> **The request**: Extract every line of the data that follows and reproduce each one verbatim. Leave the pictures out of your answer.
╭─ Source records
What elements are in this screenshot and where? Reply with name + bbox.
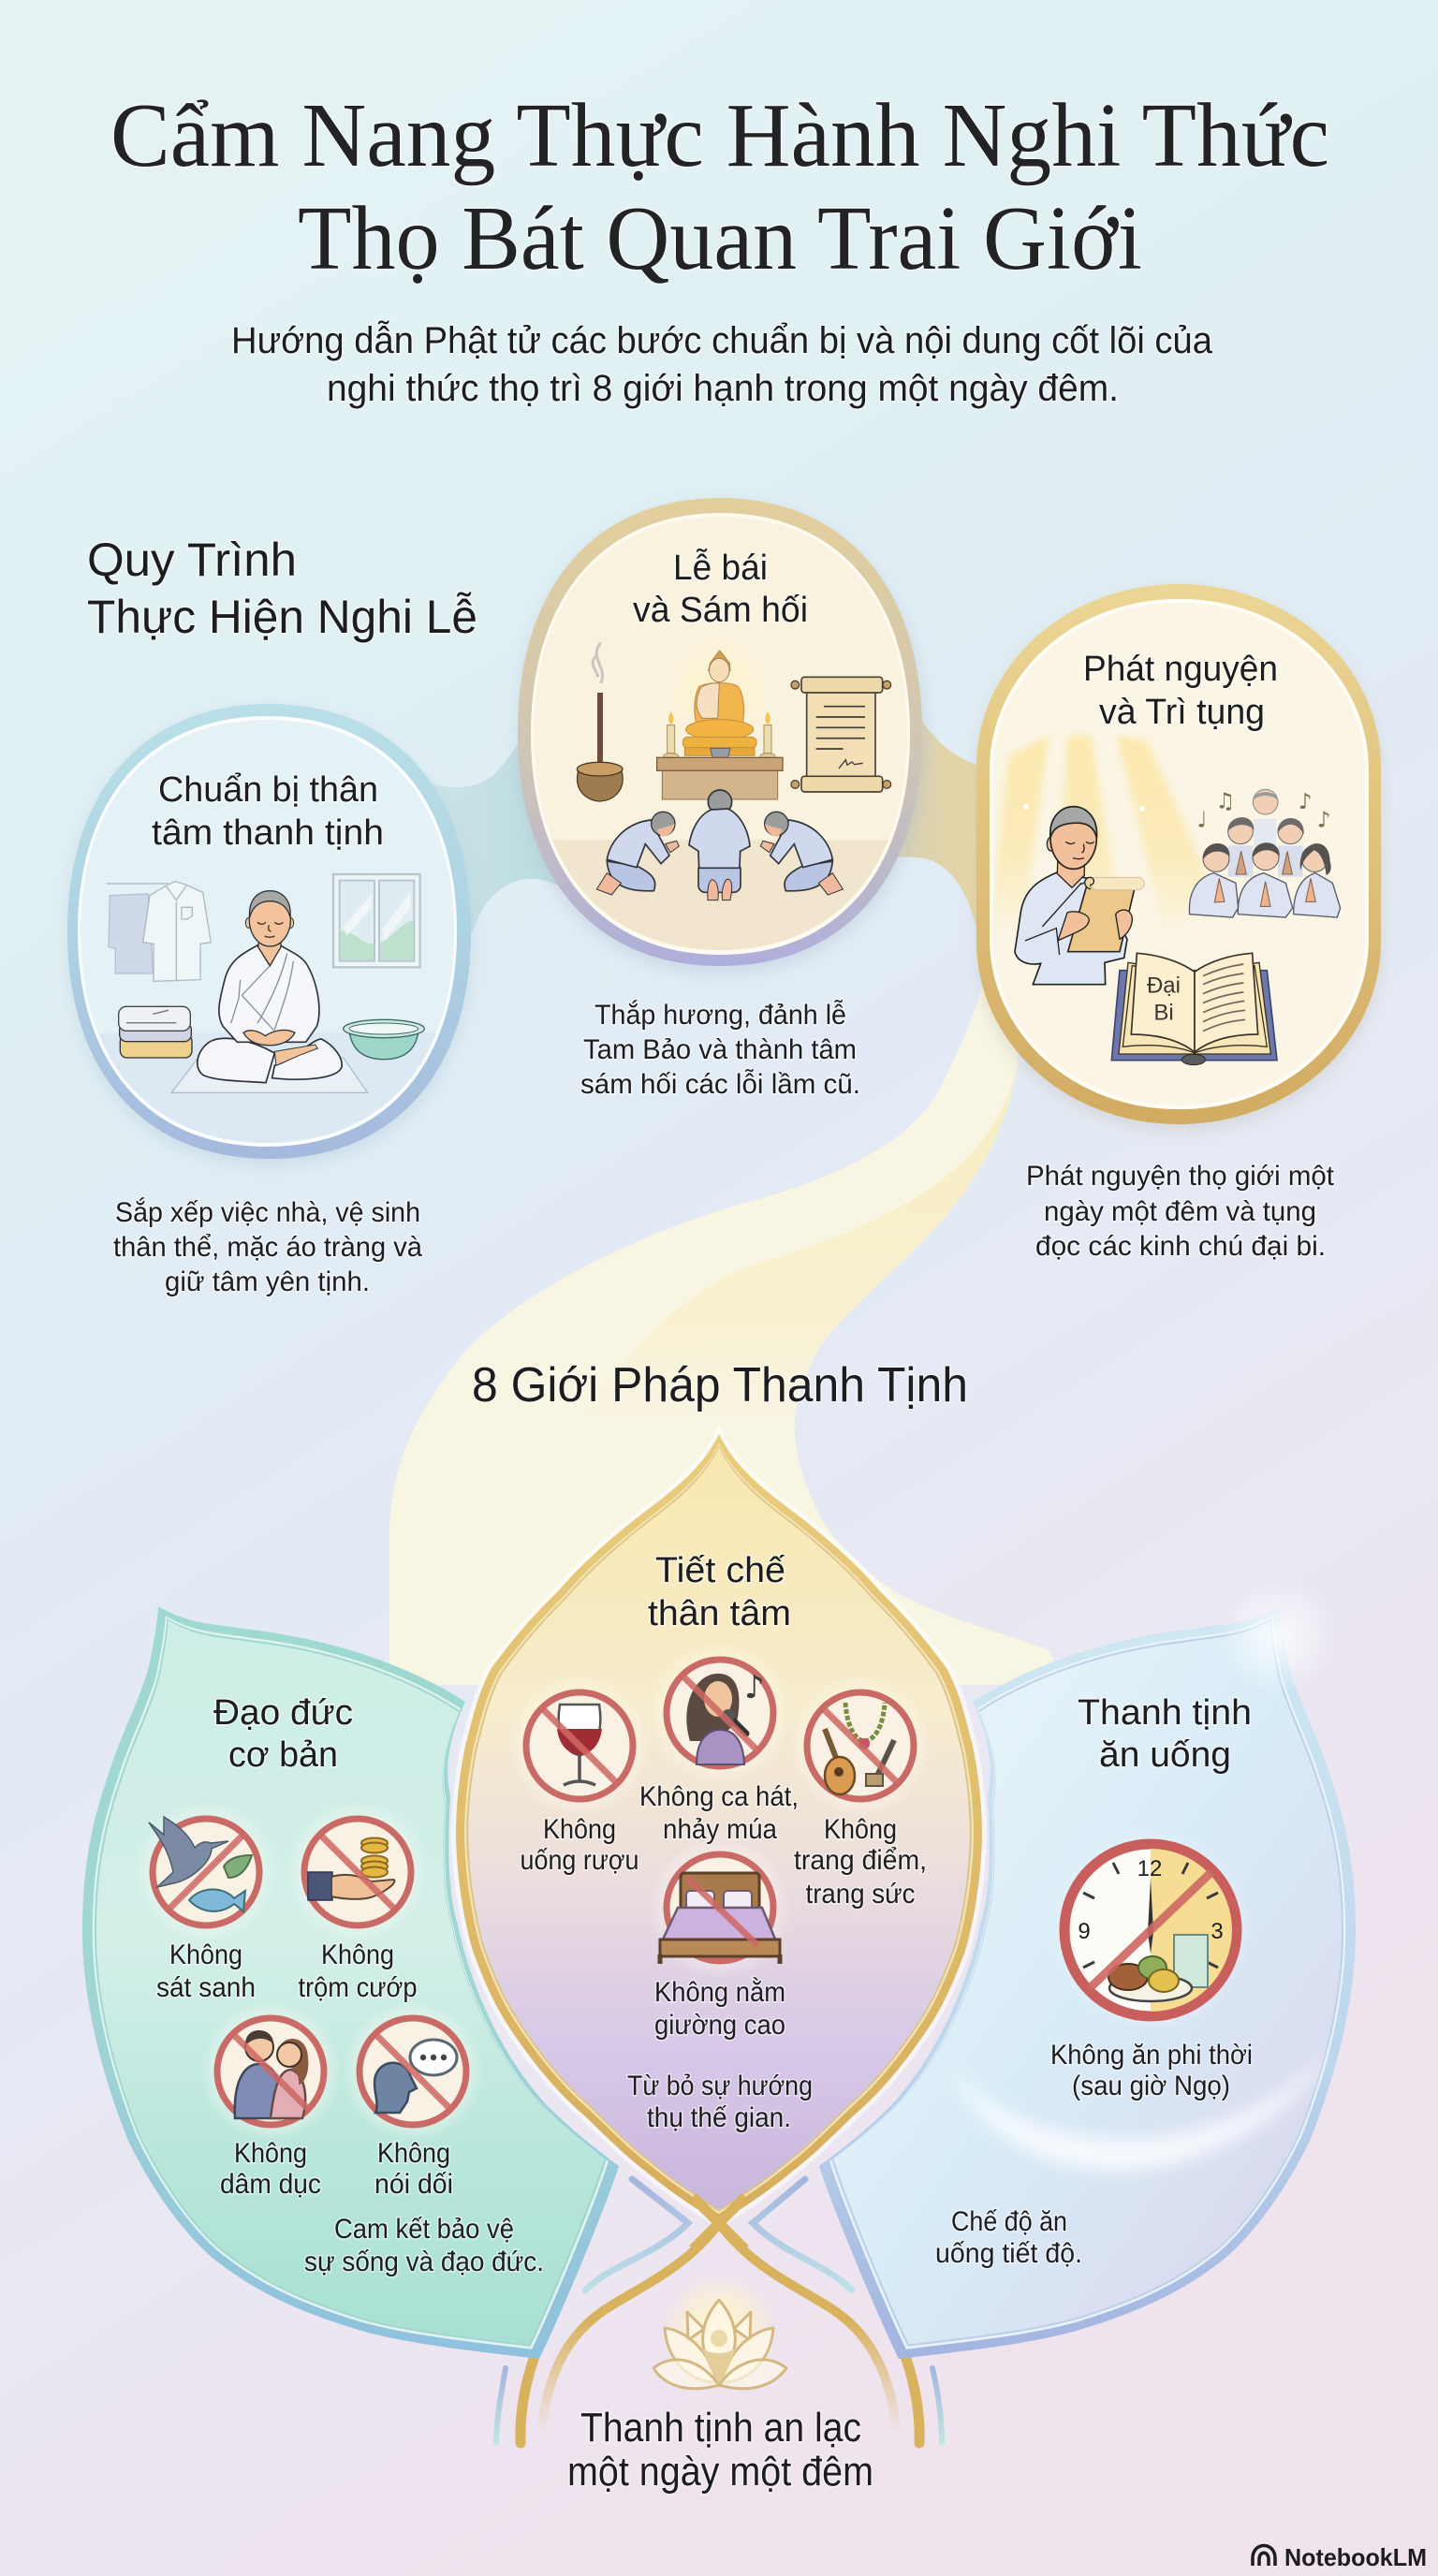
left petal summary: sự sống và đạo đức. (304, 2247, 544, 2277)
centre leaf icon captions: trang sức (805, 1879, 916, 1910)
NotebookLM logo: NotebookLM (1284, 2543, 1427, 2571)
right petal caption (1050, 2040, 1253, 2101)
icon: no singing and dancing: ♪ (744, 1669, 765, 1706)
icon: no adornment or music instruments (789, 1675, 932, 1817)
left petal icon captions: Không (234, 2138, 307, 2169)
flowing ribbon path (389, 973, 1067, 1685)
step 1 panel: prepare body and mind (44, 704, 480, 1166)
left petal icon captions: Không (169, 1939, 242, 1970)
step 3 light rays (993, 732, 1208, 919)
step 2 heading: Lễ bái (673, 548, 768, 588)
icon: no high bed (649, 1837, 791, 1979)
left petal icon captions: Không (377, 2138, 450, 2169)
left petal icon captions: Không (321, 1939, 394, 1970)
centre leaf icon captions: Không nằm (654, 1977, 785, 2008)
centre leaf icon captions: Không (543, 1814, 616, 1845)
right petal summary (935, 2206, 1082, 2269)
section heading: process (87, 534, 477, 643)
left petal heading (213, 1693, 353, 1775)
step 1 description: giữ tâm yên tịnh. (165, 1266, 370, 1297)
panel: basic ethics petal (left) (82, 1606, 619, 2359)
icon: no eating after noon clock: 3 (1211, 1919, 1224, 1944)
step 2 description (580, 1000, 860, 1100)
icon: no eating after noon clock: 12 (1137, 1856, 1162, 1881)
step 3 illustration: reciting monk, chanting group and open book (1015, 787, 1341, 1065)
step 2 description: Thắp hương, đảnh lễ (594, 1000, 846, 1031)
left petal heading: cơ bản (228, 1735, 338, 1775)
icon: no killing (135, 1801, 277, 1943)
step 3 illustration: reciting monk, chanting group and open book: Bi (1153, 1000, 1174, 1025)
step 3 description (1026, 1161, 1335, 1262)
step 3 description: Phát nguyện thọ giới một (1026, 1161, 1335, 1192)
icon: no singing and dancing (649, 1642, 791, 1784)
step 2 description: sám hối các lỗi lầm cũ. (580, 1069, 860, 1100)
centre leaf icon captions: giường cao (654, 2010, 785, 2041)
light swoosh and glow (946, 1578, 1335, 2171)
step 2 description: Tam Bảo và thành tâm (583, 1034, 857, 1065)
centre leaf icon captions (521, 1781, 927, 2041)
subtitle: Hướng dẫn Phật tử các bước chuẩn bị và nội dung cốt lõi của (231, 319, 1213, 361)
icon: no eating after noon clock: 9 (1078, 1919, 1091, 1944)
section heading: 8 precepts: 8 Giới Pháp Thanh Tịnh (472, 1358, 968, 1412)
step 3 illustration: reciting monk, chanting group and open book: ♫ (1215, 787, 1235, 813)
step 3 heading: Phát nguyện (1083, 650, 1278, 689)
step 3 heading (1083, 650, 1278, 732)
ribbon connector between steps 1 and 2 (403, 721, 580, 945)
step 3 illustration: reciting monk, chanting group and open book: ♩ (1196, 806, 1207, 832)
right petal heading: ăn uống (1099, 1735, 1231, 1775)
right petal heading: Thanh tịnh (1078, 1693, 1252, 1733)
section heading: process: Thực Hiện Nghi Lễ (87, 591, 477, 643)
centre leaf summary: Từ bỏ sự hướng (627, 2071, 813, 2101)
centre leaf icon captions: trang điểm, (794, 1845, 927, 1876)
step 3 description: đọc các kinh chú đại bi. (1035, 1231, 1326, 1262)
title: Cẩm Nang Thực Hành Nghi Thức (110, 85, 1329, 186)
centre leaf icon captions: Không (824, 1814, 897, 1845)
subtitle (231, 319, 1213, 409)
right petal summary: uống tiết độ. (935, 2238, 1082, 2269)
icon: no sexual misconduct (199, 2000, 342, 2143)
centre leaf icon captions: nhảy múa (663, 1814, 777, 1845)
subtitle: nghi thức thọ trì 8 giới hạnh trong một ngày đêm. (327, 368, 1119, 409)
icon: no eating after noon clock (1049, 1829, 1252, 2031)
step 1 heading (152, 770, 384, 853)
right petal caption: Không ăn phi thời (1050, 2040, 1253, 2071)
centre leaf heading: thân tâm (648, 1594, 791, 1633)
step 2 heading (633, 548, 808, 630)
ribbon connector between steps 2 and 3 (894, 693, 992, 964)
lotus emblem (653, 2273, 786, 2389)
closing message: một ngày một đêm (567, 2449, 873, 2495)
centre leaf icon captions: uống rượu (521, 1845, 638, 1876)
leaf base crossing (693, 2197, 745, 2249)
step 1 description (113, 1197, 422, 1297)
step 1 illustration: meditating monk with robes, window and basin (98, 872, 436, 1143)
step 2 heading: và Sám hối (633, 591, 808, 630)
icon: no alcohol (508, 1675, 651, 1817)
title: Thọ Bát Quan Trai Giới (298, 188, 1142, 289)
step 3 illustration: reciting monk, chanting group and open book: Đại (1147, 973, 1181, 999)
left petal icon captions: trộm cướp (298, 1972, 418, 2003)
step 3 illustration: reciting monk, chanting group and open book: ♪ (1299, 788, 1313, 814)
icon: no stealing (286, 1801, 429, 1943)
title (110, 85, 1329, 289)
step 1 heading: Chuẩn bị thân (158, 770, 378, 810)
left petal icon captions (156, 1939, 453, 2200)
step 3 illustration: reciting monk, chanting group and open book: ♪ (1317, 806, 1331, 832)
step 1 description: Sắp xếp việc nhà, vệ sinh (115, 1197, 420, 1228)
centre leaf heading: Tiết chế (655, 1551, 785, 1590)
step 1 heading: tâm thanh tịnh (152, 813, 384, 853)
left petal summary: Cam kết bảo vệ (334, 2214, 514, 2245)
centre leaf summary: thụ thế gian. (647, 2102, 791, 2133)
section heading: process: Quy Trình (87, 534, 297, 586)
closing message: Thanh tịnh an lạc (580, 2405, 861, 2451)
right petal summary: Chế độ ăn (951, 2206, 1067, 2237)
panel: restraint of body and mind leaf (centre) (456, 1434, 982, 2249)
left petal icon captions: dâm dục (220, 2169, 321, 2200)
step 3 panel: vows and chanting (976, 584, 1381, 1131)
step 3 description: ngày một đêm và tụng (1044, 1196, 1316, 1227)
step 2 panel: prostration and repentance (518, 498, 967, 973)
left petal icon captions: sát sanh (156, 1972, 256, 2003)
closing message (567, 2405, 873, 2495)
icon: no lying (342, 2000, 484, 2143)
left petal icon captions: nói dối (374, 2169, 453, 2200)
left petal heading: Đạo đức (213, 1693, 353, 1733)
step 1 description: thân thể, mặc áo tràng và (113, 1232, 422, 1263)
centre leaf heading (648, 1551, 791, 1633)
step 3 heading: và Trì tụng (1099, 693, 1265, 732)
centre leaf summary (627, 2071, 813, 2133)
panel: pure diet petal (right) (819, 1578, 1356, 2359)
left petal summary (304, 2214, 544, 2277)
crossing base lines under the lotus petals (496, 2179, 942, 2443)
right petal heading (1078, 1693, 1252, 1775)
centre leaf icon captions: Không ca hát, (639, 1781, 799, 1812)
right petal caption: (sau giờ Ngọ) (1072, 2071, 1230, 2101)
step 2 illustration: altar, incense, scroll and kneeling devotees (552, 642, 891, 950)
╰─
> **Written response**:
What elements are in this screenshot and where? Reply with name + bbox.
left petal summary: sự sống và đạo đức. (304, 2247, 544, 2277)
centre leaf icon captions: trang sức (805, 1879, 916, 1910)
NotebookLM logo: NotebookLM (1284, 2543, 1427, 2571)
right petal caption (1050, 2040, 1253, 2101)
icon: no singing and dancing: ♪ (744, 1669, 765, 1706)
icon: no adornment or music instruments (789, 1675, 932, 1817)
left petal icon captions: Không (234, 2138, 307, 2169)
flowing ribbon path (389, 973, 1067, 1685)
step 1 panel: prepare body and mind (44, 704, 480, 1166)
left petal icon captions: Không (169, 1939, 242, 1970)
step 3 light rays (993, 732, 1208, 919)
step 2 heading: Lễ bái (673, 548, 768, 588)
icon: no high bed (649, 1837, 791, 1979)
left petal icon captions: Không (377, 2138, 450, 2169)
left petal icon captions: Không (321, 1939, 394, 1970)
centre leaf icon captions: Không nằm (654, 1977, 785, 2008)
centre leaf icon captions: Không (543, 1814, 616, 1845)
right petal summary (935, 2206, 1082, 2269)
section heading: process (87, 534, 477, 643)
left petal heading (213, 1693, 353, 1775)
step 1 description: giữ tâm yên tịnh. (165, 1266, 370, 1297)
panel: basic ethics petal (left) (82, 1606, 619, 2359)
icon: no eating after noon clock: 3 (1211, 1919, 1224, 1944)
step 2 description (580, 1000, 860, 1100)
icon: no eating after noon clock: 12 (1137, 1856, 1162, 1881)
step 3 illustration: reciting monk, chanting group and open book (1015, 787, 1341, 1065)
step 2 description: Thắp hương, đảnh lễ (594, 1000, 846, 1031)
left petal heading: cơ bản (228, 1735, 338, 1775)
icon: no killing (135, 1801, 277, 1943)
step 3 illustration: reciting monk, chanting group and open book: Bi (1153, 1000, 1174, 1025)
step 3 description (1026, 1161, 1335, 1262)
step 3 description: Phát nguyện thọ giới một (1026, 1161, 1335, 1192)
icon: no singing and dancing (649, 1642, 791, 1784)
step 2 description: sám hối các lỗi lầm cũ. (580, 1069, 860, 1100)
centre leaf icon captions: giường cao (654, 2010, 785, 2041)
light swoosh and glow (946, 1578, 1335, 2171)
step 2 description: Tam Bảo và thành tâm (583, 1034, 857, 1065)
centre leaf icon captions (521, 1781, 927, 2041)
subtitle: Hướng dẫn Phật tử các bước chuẩn bị và nội dung cốt lõi của (231, 319, 1213, 361)
icon: no eating after noon clock: 9 (1078, 1919, 1091, 1944)
section heading: 8 precepts: 8 Giới Pháp Thanh Tịnh (472, 1358, 968, 1412)
step 3 illustration: reciting monk, chanting group and open book: ♫ (1215, 787, 1235, 813)
step 3 heading: Phát nguyện (1083, 650, 1278, 689)
step 3 heading (1083, 650, 1278, 732)
ribbon connector between steps 1 and 2 (403, 721, 580, 945)
step 3 illustration: reciting monk, chanting group and open book: ♩ (1196, 806, 1207, 832)
right petal heading: ăn uống (1099, 1735, 1231, 1775)
right petal heading: Thanh tịnh (1078, 1693, 1252, 1733)
section heading: process: Thực Hiện Nghi Lễ (87, 591, 477, 643)
centre leaf summary: Từ bỏ sự hướng (627, 2071, 813, 2101)
centre leaf icon captions: trang điểm, (794, 1845, 927, 1876)
step 3 description: đọc các kinh chú đại bi. (1035, 1231, 1326, 1262)
title: Cẩm Nang Thực Hành Nghi Thức (110, 85, 1329, 186)
centre leaf icon captions: Không (824, 1814, 897, 1845)
subtitle (231, 319, 1213, 409)
right petal summary: uống tiết độ. (935, 2238, 1082, 2269)
icon: no sexual misconduct (199, 2000, 342, 2143)
centre leaf icon captions: nhảy múa (663, 1814, 777, 1845)
subtitle: nghi thức thọ trì 8 giới hạnh trong một ngày đêm. (327, 368, 1119, 409)
icon: no eating after noon clock (1049, 1829, 1252, 2031)
step 1 heading (152, 770, 384, 853)
right petal caption: Không ăn phi thời (1050, 2040, 1253, 2071)
centre leaf heading: thân tâm (648, 1594, 791, 1633)
step 2 heading (633, 548, 808, 630)
ribbon connector between steps 2 and 3 (894, 693, 992, 964)
lotus emblem (653, 2273, 786, 2389)
closing message: một ngày một đêm (567, 2449, 873, 2495)
centre leaf icon captions: uống rượu (521, 1845, 638, 1876)
leaf base crossing (693, 2197, 745, 2249)
step 1 description (113, 1197, 422, 1297)
step 1 illustration: meditating monk with robes, window and basin (98, 872, 436, 1143)
step 2 heading: và Sám hối (633, 591, 808, 630)
icon: no alcohol (508, 1675, 651, 1817)
title: Thọ Bát Quan Trai Giới (298, 188, 1142, 289)
step 3 illustration: reciting monk, chanting group and open book: Đại (1147, 973, 1181, 999)
left petal icon captions: trộm cướp (298, 1972, 418, 2003)
step 3 illustration: reciting monk, chanting group and open book: ♪ (1299, 788, 1313, 814)
icon: no stealing (286, 1801, 429, 1943)
title (110, 85, 1329, 289)
step 1 heading: Chuẩn bị thân (158, 770, 378, 810)
left petal icon captions (156, 1939, 453, 2200)
step 3 illustration: reciting monk, chanting group and open book: ♪ (1317, 806, 1331, 832)
step 1 description: Sắp xếp việc nhà, vệ sinh (115, 1197, 420, 1228)
centre leaf heading: Tiết chế (655, 1551, 785, 1590)
step 1 heading: tâm thanh tịnh (152, 813, 384, 853)
left petal summary: Cam kết bảo vệ (334, 2214, 514, 2245)
centre leaf summary: thụ thế gian. (647, 2102, 791, 2133)
section heading: process: Quy Trình (87, 534, 297, 586)
closing message: Thanh tịnh an lạc (580, 2405, 861, 2451)
right petal summary: Chế độ ăn (951, 2206, 1067, 2237)
panel: restraint of body and mind leaf (centre) (456, 1434, 982, 2249)
left petal icon captions: dâm dục (220, 2169, 321, 2200)
step 3 panel: vows and chanting (976, 584, 1381, 1131)
step 3 description: ngày một đêm và tụng (1044, 1196, 1316, 1227)
step 2 panel: prostration and repentance (518, 498, 967, 973)
left petal icon captions: sát sanh (156, 1972, 256, 2003)
closing message (567, 2405, 873, 2495)
icon: no lying (342, 2000, 484, 2143)
left petal icon captions: nói dối (374, 2169, 453, 2200)
left petal heading: Đạo đức (213, 1693, 353, 1733)
step 1 description: thân thể, mặc áo tràng và (113, 1232, 422, 1263)
centre leaf heading (648, 1551, 791, 1633)
step 3 heading: và Trì tụng (1099, 693, 1265, 732)
centre leaf summary (627, 2071, 813, 2133)
panel: pure diet petal (right) (819, 1578, 1356, 2359)
left petal summary (304, 2214, 544, 2277)
crossing base lines under the lotus petals (496, 2179, 942, 2443)
right petal heading (1078, 1693, 1252, 1775)
centre leaf icon captions: Không ca hát, (639, 1781, 799, 1812)
right petal caption: (sau giờ Ngọ) (1072, 2071, 1230, 2101)
step 2 illustration: altar, incense, scroll and kneeling devotees (552, 642, 891, 950)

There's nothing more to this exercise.